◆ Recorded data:
⟨

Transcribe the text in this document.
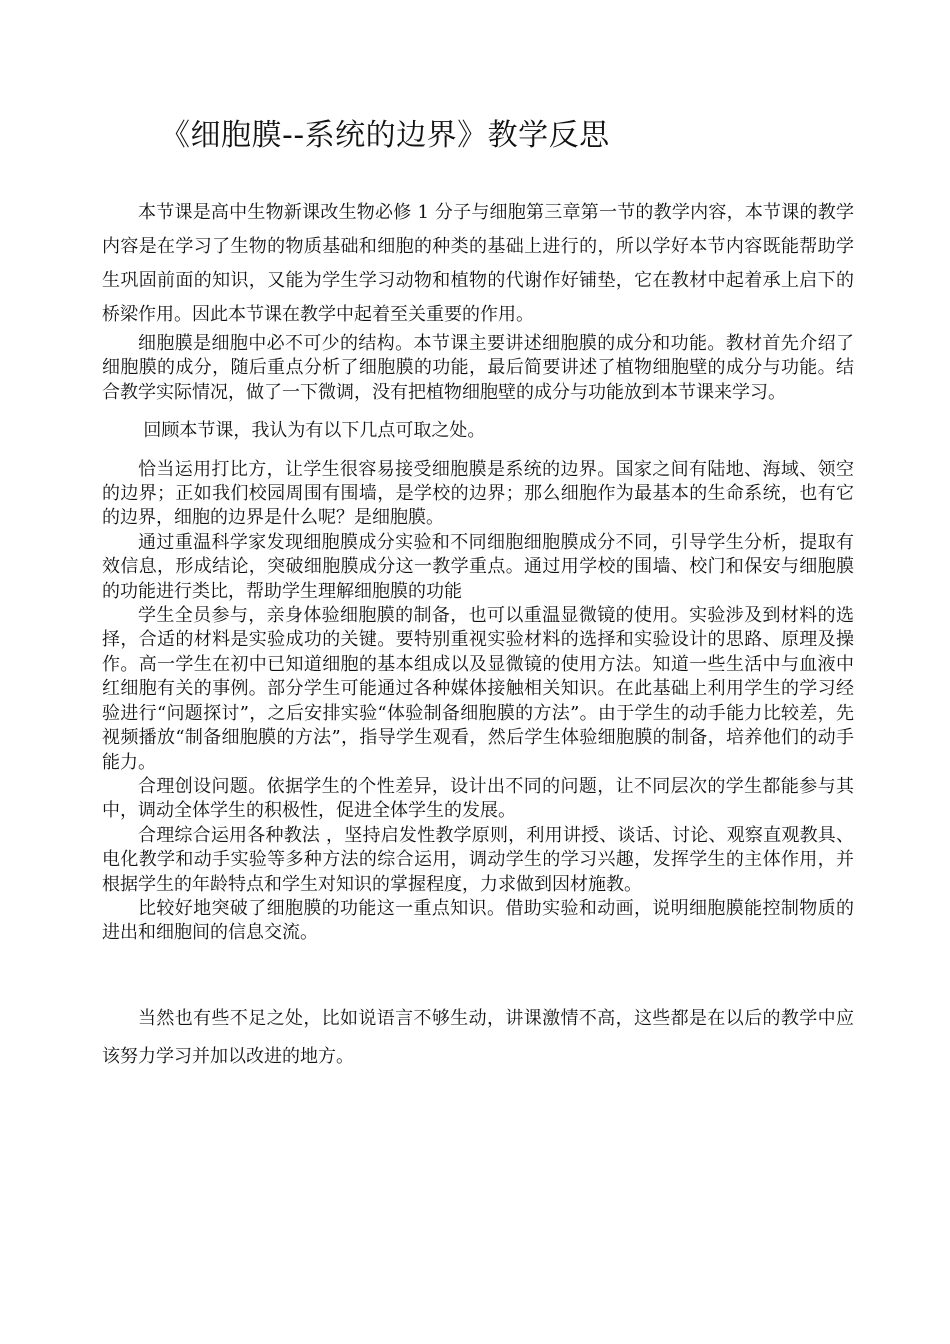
《细胞膜--系统的边界》教学反思

本节课是高中生物新课改生物必修 1 分子与细胞第三章第一节的教学内容，本节课的教学内容是在学习了生物的物质基础和细胞的种类的基础上进行的，所以学好本节内容既能帮助学生巩固前面的知识，又能为学生学习动物和植物的代谢作好铺垫，它在教材中起着承上启下的桥梁作用。因此本节课在教学中起着至关重要的作用。

细胞膜是细胞中必不可少的结构。本节课主要讲述细胞膜的成分和功能。教材首先介绍了细胞膜的成分，随后重点分析了细胞膜的功能，最后简要讲述了植物细胞壁的成分与功能。结合教学实际情况，做了一下微调，没有把植物细胞壁的成分与功能放到本节课来学习。

回顾本节课，我认为有以下几点可取之处。

恰当运用打比方，让学生很容易接受细胞膜是系统的边界。国家之间有陆地、海域、领空的边界；正如我们校园周围有围墙，是学校的边界；那么细胞作为最基本的生命系统，也有它的边界，细胞的边界是什么呢？是细胞膜。

通过重温科学家发现细胞膜成分实验和不同细胞细胞膜成分不同，引导学生分析，提取有效信息，形成结论，突破细胞膜成分这一教学重点。通过用学校的围墙、校门和保安与细胞膜的功能进行类比，帮助学生理解细胞膜的功能

学生全员参与，亲身体验细胞膜的制备，也可以重温显微镜的使用。实验涉及到材料的选择，合适的材料是实验成功的关键。要特别重视实验材料的选择和实验设计的思路、原理及操作。高一学生在初中已知道细胞的基本组成以及显微镜的使用方法。知道一些生活中与血液中红细胞有关的事例。部分学生可能通过各种媒体接触相关知识。在此基础上利用学生的学习经验进行“问题探讨”，之后安排实验“体验制备细胞膜的方法”。由于学生的动手能力比较差，先视频播放“制备细胞膜的方法”，指导学生观看，然后学生体验细胞膜的制备，培养他们的动手能力。

合理创设问题。依据学生的个性差异，设计出不同的问题，让不同层次的学生都能参与其中，调动全体学生的积极性，促进全体学生的发展。

合理综合运用各种教法 ，坚持启发性教学原则，利用讲授、谈话、讨论、观察直观教具、电化教学和动手实验等多种方法的综合运用，调动学生的学习兴趣，发挥学生的主体作用，并根据学生的年龄特点和学生对知识的掌握程度，力求做到因材施教。

比较好地突破了细胞膜的功能这一重点知识。借助实验和动画，说明细胞膜能控制物质的进出和细胞间的信息交流。

当然也有些不足之处，比如说语言不够生动，讲课激情不高，这些都是在以后的教学中应该努力学习并加以改进的地方。
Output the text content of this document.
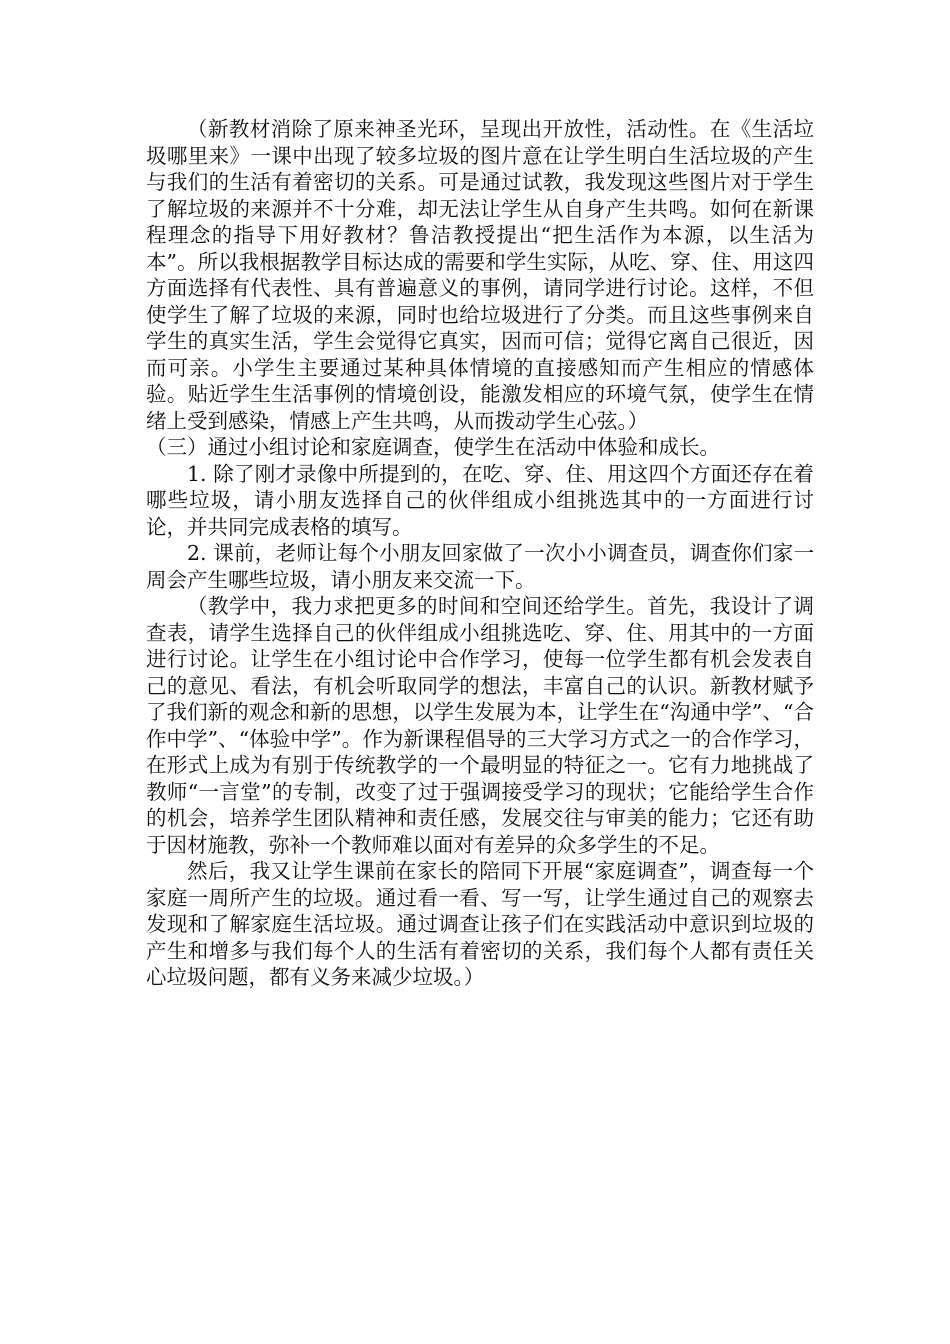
（新教材消除了原来神圣光环，呈现出开放性，活动性。在《生活垃圾哪里来》一课中出现了较多垃圾的图片意在让学生明白生活垃圾的产生与我们的生活有着密切的关系。可是通过试教，我发现这些图片对于学生了解垃圾的来源并不十分难，却无法让学生从自身产生共鸣。如何在新课程理念的指导下用好教材？鲁洁教授提出“把生活作为本源，以生活为本”。所以我根据教学目标达成的需要和学生实际，从吃、穿、住、用这四方面选择有代表性、具有普遍意义的事例，请同学进行讨论。这样，不但使学生了解了垃圾的来源，同时也给垃圾进行了分类。而且这些事例来自学生的真实生活，学生会觉得它真实，因而可信；觉得它离自己很近，因而可亲。小学生主要通过某种具体情境的直接感知而产生相应的情感体验。贴近学生生活事例的情境创设，能激发相应的环境气氛，使学生在情绪上受到感染，情感上产生共鸣，从而拨动学生心弦。）

（三）通过小组讨论和家庭调查，使学生在活动中体验和成长。

1. 除了刚才录像中所提到的，在吃、穿、住、用这四个方面还存在着哪些垃圾，请小朋友选择自己的伙伴组成小组挑选其中的一方面进行讨论，并共同完成表格的填写。

2. 课前，老师让每个小朋友回家做了一次小小调查员，调查你们家一周会产生哪些垃圾，请小朋友来交流一下。

（教学中，我力求把更多的时间和空间还给学生。首先，我设计了调查表，请学生选择自己的伙伴组成小组挑选吃、穿、住、用其中的一方面进行讨论。让学生在小组讨论中合作学习，使每一位学生都有机会发表自己的意见、看法，有机会听取同学的想法，丰富自己的认识。新教材赋予了我们新的观念和新的思想，以学生发展为本，让学生在“沟通中学”、“合作中学”、“体验中学”。作为新课程倡导的三大学习方式之一的合作学习，在形式上成为有别于传统教学的一个最明显的特征之一。它有力地挑战了教师“一言堂”的专制，改变了过于强调接受学习的现状；它能给学生合作的机会，培养学生团队精神和责任感，发展交往与审美的能力；它还有助于因材施教，弥补一个教师难以面对有差异的众多学生的不足。

然后，我又让学生课前在家长的陪同下开展“家庭调查”，调查每一个家庭一周所产生的垃圾。通过看一看、写一写，让学生通过自己的观察去发现和了解家庭生活垃圾。通过调查让孩子们在实践活动中意识到垃圾的产生和增多与我们每个人的生活有着密切的关系，我们每个人都有责任关心垃圾问题，都有义务来减少垃圾。）
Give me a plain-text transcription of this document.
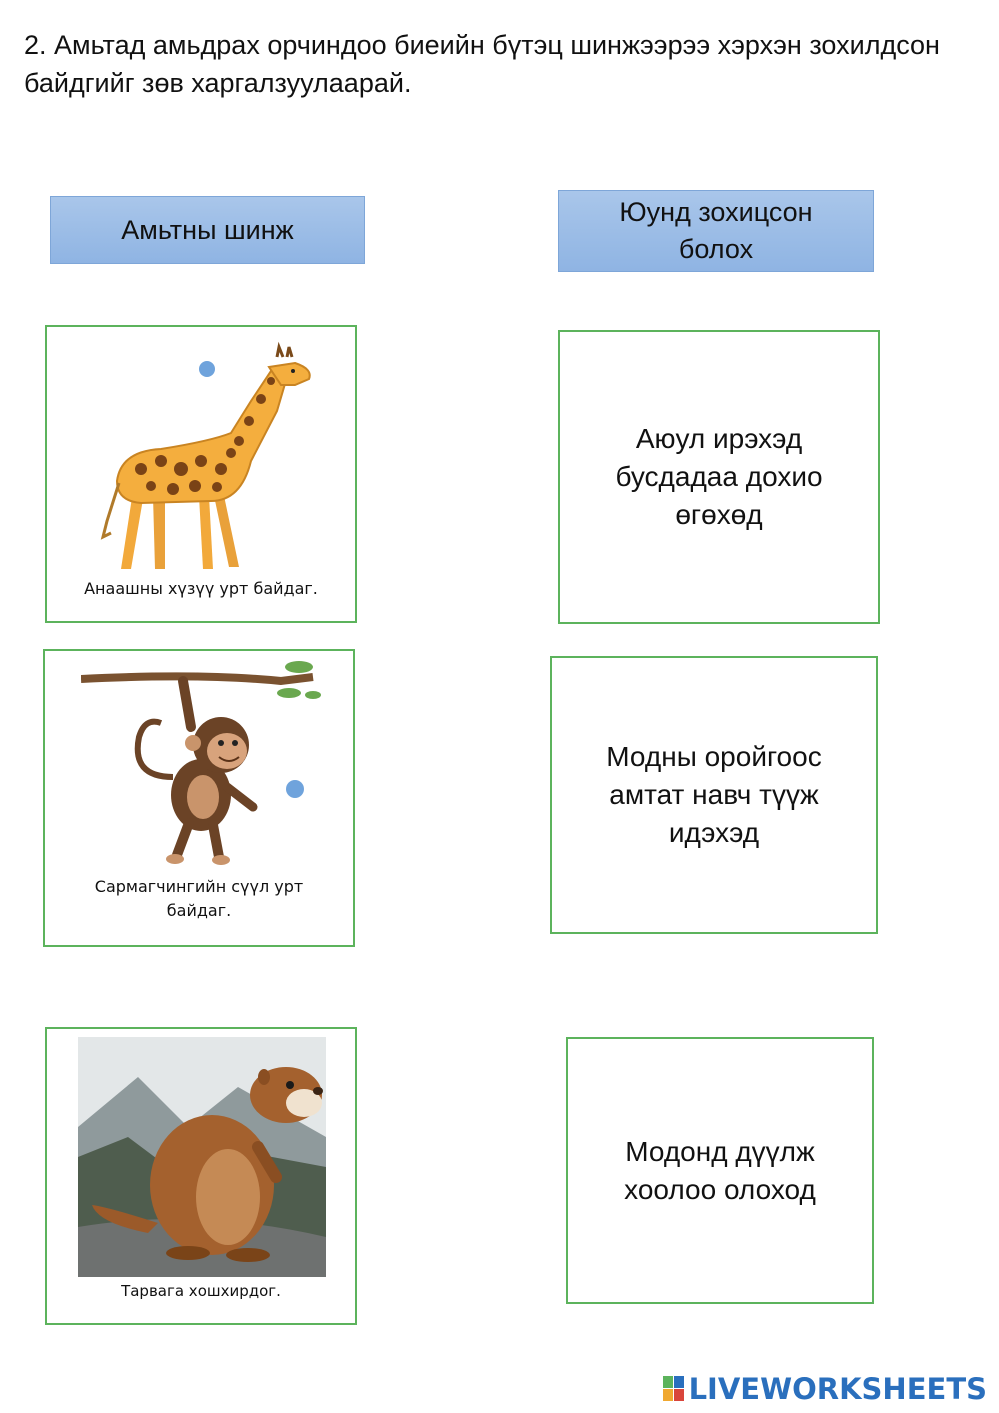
2. Амьтад амьдрах орчиндоо биеийн бүтэц шинжээрээ хэрхэн зохилдсон байдгийг зөв харгалзуулаарай.
Амьтны шинж
Юунд зохицсон
болох
Анаашны хүзүү урт байдаг.
Сармагчингийн сүүл урт байдаг.
Тарвага хошхирдог.
Аюул ирэхэд
бусдадаа дохио
өгөхөд
Модны оройгоос
амтат навч түүж
идэхэд
Модонд дүүлж
хоолоо олоход
LIVEWORKSHEETS
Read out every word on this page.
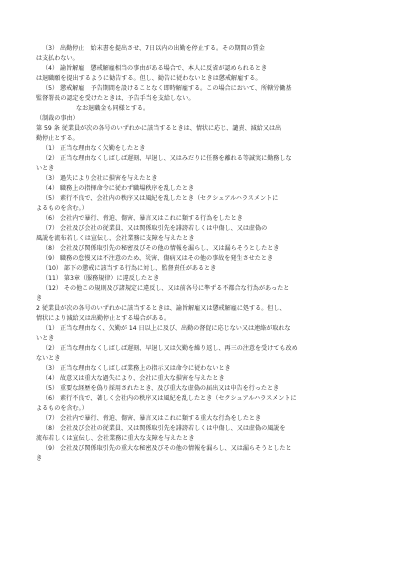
（3） 出勤停止　始末書を提出させ、7日以内の出勤を停止する。その期間の賃金
は支払わない。
（4） 諭旨解雇　懲戒解雇相当の事由がある場合で、本人に反省が認められるとき
は退職願を提出するように勧告する。但し、勧告に従わないときは懲戒解雇する。
（5） 懲戒解雇　予告期間を設けることなく即時解雇する。この場合において、所轄労働基
監督署長の認定を受けたときは、予告手当を支給しない。
なお退職金も同様とする。
（制裁の事由）
第 59 条 従業員が次の各号のいずれかに該当するときは、情状に応じ、譴責、減給又は出
勤停止とする。
（1） 正当な理由なく欠勤をしたとき
（2） 正当な理由なくしばしば遅刻、早退し、又はみだりに任務を離れる等誠実に勤務しな
いとき
（3） 過失により会社に損害を与えたとき
（4） 職務上の指揮命令に従わず職場秩序を乱したとき
（5） 素行不良で、会社内の秩序又は風紀を乱したとき（セクシュアルハラスメントに
よるものを含む。）
（6） 会社内で暴行、脅迫、傷害、暴言又はこれに類する行為をしたとき
（7） 会社及び会社の従業員、又は関係取引先を誹謗若しくは中傷し、又は虚偽の
風説を流布若しくは宣伝し、会社業務に支障を与えたとき
（8） 会社及び関係取引先の秘密及びその他の情報を漏らし、又は漏らそうとしたとき
（9） 職務の怠慢又は不注意のため、災害、傷病又はその他の事故を発生させたとき
（10） 部下の懲戒に該当する行為に対し、監督責任があるとき
（11） 第3章（服務規律）に違反したとき
（12） その他この規則及び諸規定に違反し、又は前各号に準ずる不都合な行為があったと
き
2 従業員が次の各号のいずれかに該当するときは、諭旨解雇又は懲戒解雇に処する。但し、
情状により減給又は出勤停止とする場合がある。
（1） 正当な理由なく、欠勤が 14 日以上に及び、出勤の督促に応じない又は連絡が取れな
いとき
（2） 正当な理由なくしばしば遅刻、早退し又は欠勤を繰り返し、再三の注意を受けても改め
ないとき
（3） 正当な理由なくしばしば業務上の指示又は命令に従わないとき
（4） 故意又は重大な過失により、会社に重大な損害を与えたとき
（5） 重要な経歴を偽り採用されたとき、及び重大な虚偽の届出又は申告を行ったとき
（6） 素行不良で、著しく会社内の秩序又は風紀を乱したとき（セクシュアルハラスメントに
よるものを含む。）
（7） 会社内で暴行、脅迫、傷害、暴言又はこれに類する重大な行為をしたとき
（8） 会社及び会社の従業員、又は関係取引先を誹謗若しくは中傷し、又は虚偽の風説を
流布若しくは宣伝し、会社業務に重大な支障を与えたとき
（9） 会社及び関係取引先の重大な秘密及びその他の情報を漏らし、又は漏らそうとしたと
き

⟩

◆ DIRECTIONS: Using the records above, select and copy every line that has the word "байдаг".

◆ TASK SOLUTION:
Анаашны хүзүү урт байдаг.
Сармагчингийн сүүл урт байдаг.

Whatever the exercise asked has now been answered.